> **Aim of the task**
Here are some entries; quote each one exactly.

# Start of Material for this task

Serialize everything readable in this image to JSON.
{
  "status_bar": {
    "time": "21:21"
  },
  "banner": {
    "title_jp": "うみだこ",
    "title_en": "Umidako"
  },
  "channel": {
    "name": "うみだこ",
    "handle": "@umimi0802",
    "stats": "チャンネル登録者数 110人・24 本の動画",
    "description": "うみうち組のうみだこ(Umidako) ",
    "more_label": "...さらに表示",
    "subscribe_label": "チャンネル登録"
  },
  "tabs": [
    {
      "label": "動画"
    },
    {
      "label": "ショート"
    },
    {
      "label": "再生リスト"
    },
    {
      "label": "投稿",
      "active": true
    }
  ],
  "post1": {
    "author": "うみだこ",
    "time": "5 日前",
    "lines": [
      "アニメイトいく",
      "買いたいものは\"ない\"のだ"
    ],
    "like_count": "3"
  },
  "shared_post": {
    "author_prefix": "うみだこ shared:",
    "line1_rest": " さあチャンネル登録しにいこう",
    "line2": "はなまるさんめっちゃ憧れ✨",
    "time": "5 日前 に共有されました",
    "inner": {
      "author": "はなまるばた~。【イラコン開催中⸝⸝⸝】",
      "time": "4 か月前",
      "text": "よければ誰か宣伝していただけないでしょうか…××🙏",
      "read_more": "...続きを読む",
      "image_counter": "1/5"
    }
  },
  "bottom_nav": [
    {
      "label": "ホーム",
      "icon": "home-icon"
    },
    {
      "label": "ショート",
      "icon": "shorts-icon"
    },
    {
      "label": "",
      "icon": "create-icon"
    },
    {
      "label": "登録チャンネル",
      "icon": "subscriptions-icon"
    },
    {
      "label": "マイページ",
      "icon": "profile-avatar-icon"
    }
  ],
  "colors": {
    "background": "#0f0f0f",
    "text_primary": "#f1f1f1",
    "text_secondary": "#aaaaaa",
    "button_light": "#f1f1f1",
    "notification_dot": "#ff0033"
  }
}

# End of Material for this task

> **Expected answer**
Serialize everything readable in this image to JSON.
{
  "status_bar": {
    "time": "21:21"
  },
  "banner": {
    "title_jp": "うみだこ",
    "title_en": "Umidako"
  },
  "channel": {
    "name": "うみだこ",
    "handle": "@umimi0802",
    "stats": "チャンネル登録者数 110人・24 本の動画",
    "description": "うみうち組のうみだこ(Umidako) ",
    "more_label": "...さらに表示",
    "subscribe_label": "チャンネル登録"
  },
  "tabs": [
    {
      "label": "動画"
    },
    {
      "label": "ショート"
    },
    {
      "label": "再生リスト"
    },
    {
      "label": "投稿",
      "active": true
    }
  ],
  "post1": {
    "author": "うみだこ",
    "time": "5 日前",
    "lines": [
      "アニメイトいく",
      "買いたいものは\"ない\"のだ"
    ],
    "like_count": "3"
  },
  "shared_post": {
    "author_prefix": "うみだこ shared:",
    "line1_rest": " さあチャンネル登録しにいこう",
    "line2": "はなまるさんめっちゃ憧れ✨",
    "time": "5 日前 に共有されました",
    "inner": {
      "author": "はなまるばた~。【イラコン開催中⸝⸝⸝】",
      "time": "4 か月前",
      "text": "よければ誰か宣伝していただけないでしょうか…××🙏",
      "read_more": "...続きを読む",
      "image_counter": "1/5"
    }
  },
  "bottom_nav": [
    {
      "label": "ホーム",
      "icon": "home-icon"
    },
    {
      "label": "ショート",
      "icon": "shorts-icon"
    },
    {
      "label": "",
      "icon": "create-icon"
    },
    {
      "label": "登録チャンネル",
      "icon": "subscriptions-icon"
    },
    {
      "label": "マイページ",
      "icon": "profile-avatar-icon"
    }
  ],
  "colors": {
    "background": "#0f0f0f",
    "text_primary": "#f1f1f1",
    "text_secondary": "#aaaaaa",
    "button_light": "#f1f1f1",
    "notification_dot": "#ff0033"
  }
}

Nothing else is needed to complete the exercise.